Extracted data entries
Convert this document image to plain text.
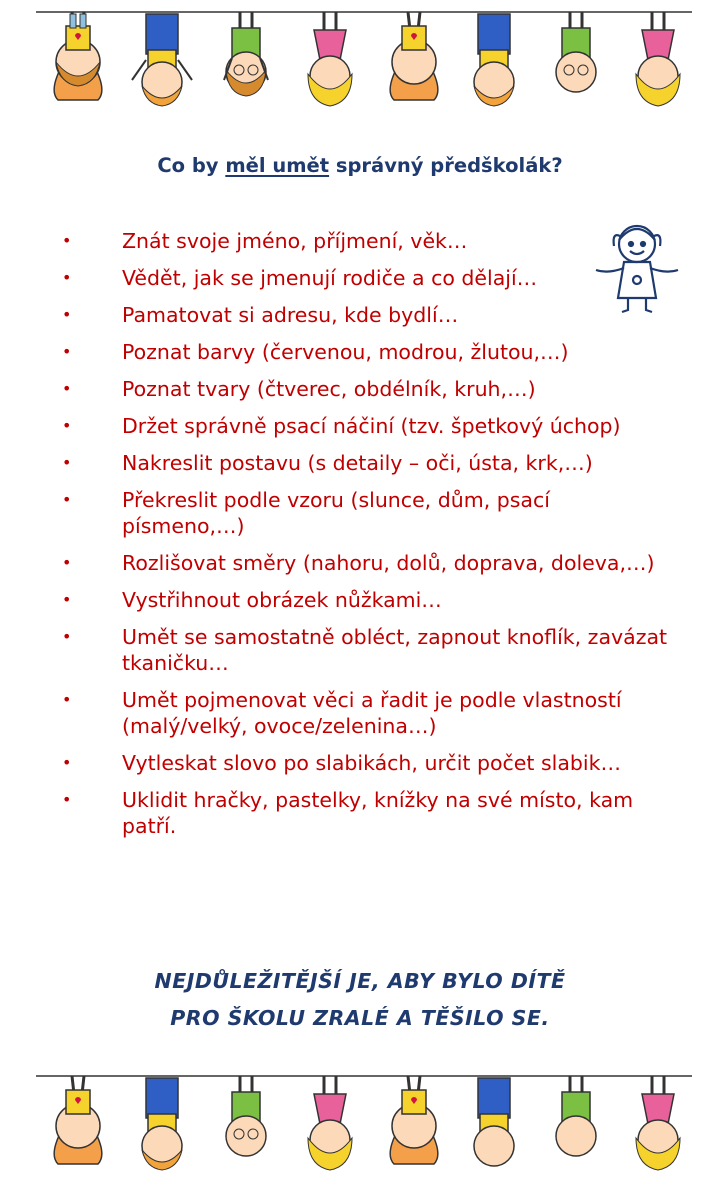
Co by měl umět správný předškolák?
• Znát svoje jméno, příjmení, věk…
• Vědět, jak se jmenují rodiče a co dělají…
• Pamatovat si adresu, kde bydlí…
• Poznat barvy (červenou, modrou, žlutou,…)
• Poznat tvary (čtverec, obdélník, kruh,…)
• Držet správně psací náčiní (tzv. špetkový úchop)
• Nakreslit postavu (s detaily – oči, ústa, krk,…)
• Překreslit podle vzoru (slunce, dům, psací písmeno,…)
• Rozlišovat směry (nahoru, dolů, doprava, doleva,…)
• Vystřihnout obrázek nůžkami…
• Umět se samostatně obléct, zapnout knoflík, zavázat tkaničku…
• Umět pojmenovat věci a řadit je podle vlastností (malý/velký, ovoce/zelenina…)
• Vytleskat slovo po slabikách, určit počet slabik…
• Uklidit hračky, pastelky, knížky na své místo, kam patří.
NEJDŮLEŽITĚJŠÍ JE, ABY BYLO DÍTĚ
PRO ŠKOLU ZRALÉ A TĚŠILO SE.
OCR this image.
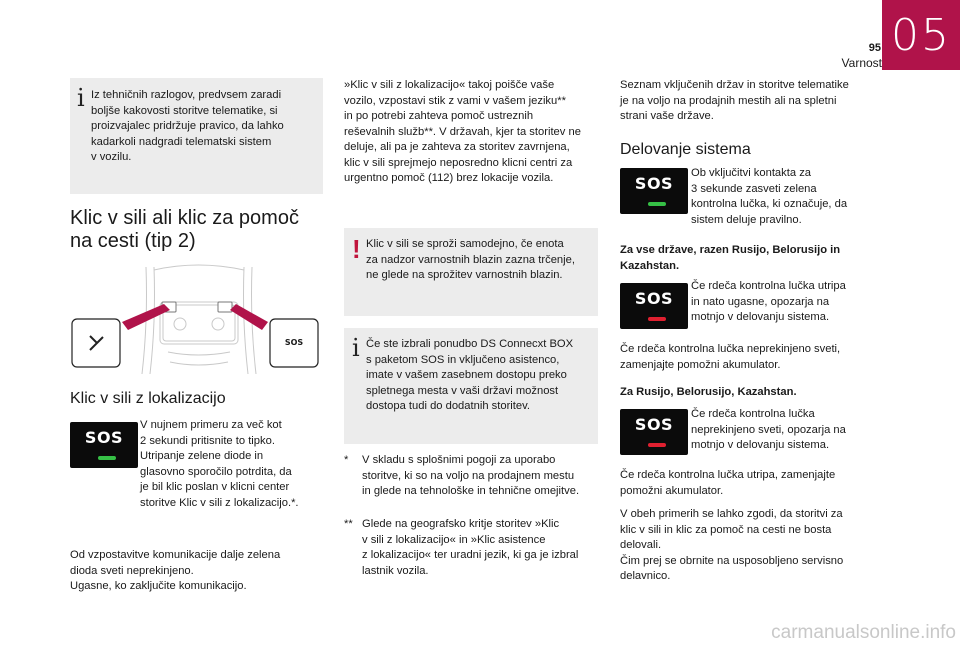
05
95
Varnost
i Iz tehničnih razlogov, predvsem zaradi
boljše kakovosti storitve telematike, si
proizvajalec pridržuje pravico, da lahko
kadarkoli nadgradi telematski sistem
v vozilu.
Klic v sili ali klic za pomoč
na cesti (tip 2)
SOS
Klic v sili z lokalizacijo
SOS
V nujnem primeru za več kot
2 sekundi pritisnite to tipko.
Utripanje zelene diode in
glasovno sporočilo potrdita, da
je bil klic poslan v klicni center
storitve Klic v sili z lokalizacijo.*.
Od vzpostavitve komunikacije dalje zelena
dioda sveti neprekinjeno.
Ugasne, ko zaključite komunikacijo.
»Klic v sili z lokalizacijo« takoj poišče vaše
vozilo, vzpostavi stik z vami v vašem jeziku**
in po potrebi zahteva pomoč ustreznih
reševalnih služb**. V državah, kjer ta storitev ne
deluje, ali pa je zahteva za storitev zavrnjena,
klic v sili sprejmejo neposredno klicni centri za
urgentno pomoč (112) brez lokacije vozila.
! Klic v sili se sproži samodejno, če enota
za nadzor varnostnih blazin zazna trčenje,
ne glede na sprožitev varnostnih blazin.
i Če ste izbrali ponudbo DS Connecxt BOX
s paketom SOS in vključeno asistenco,
imate v vašem zasebnem dostopu preko
spletnega mesta v vaši državi možnost
dostopa tudi do dodatnih storitev.
* V skladu s splošnimi pogoji za uporabo
storitve, ki so na voljo na prodajnem mestu
in glede na tehnološke in tehnične omejitve.
** Glede na geografsko kritje storitev »Klic
v sili z lokalizacijo« in »Klic asistence
z lokalizacijo« ter uradni jezik, ki ga je izbral
lastnik vozila.
Seznam vključenih držav in storitve telematike
je na voljo na prodajnih mestih ali na spletni
strani vaše države.
Delovanje sistema
SOS
Ob vključitvi kontakta za
3 sekunde zasveti zelena
kontrolna lučka, ki označuje, da
sistem deluje pravilno.
Za vse države, razen Rusijo, Belorusijo in
Kazahstan.
SOS
Če rdeča kontrolna lučka utripa
in nato ugasne, opozarja na
motnjo v delovanju sistema.
Če rdeča kontrolna lučka neprekinjeno sveti,
zamenjajte pomožni akumulator.
Za Rusijo, Belorusijo, Kazahstan.
SOS
Če rdeča kontrolna lučka
neprekinjeno sveti, opozarja na
motnjo v delovanju sistema.
Če rdeča kontrolna lučka utripa, zamenjajte
pomožni akumulator.
V obeh primerih se lahko zgodi, da storitvi za
klic v sili in klic za pomoč na cesti ne bosta
delovali.
Čim prej se obrnite na usposobljeno servisno
delavnico.
carmanualsonline.info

### What the exercise asks
Search the data for the string "rdeča" and copy each line where it appears.

### Result
Če rdeča kontrolna lučka utripa
Če rdeča kontrolna lučka neprekinjeno sveti,
Če rdeča kontrolna lučka
Če rdeča kontrolna lučka utripa, zamenjajte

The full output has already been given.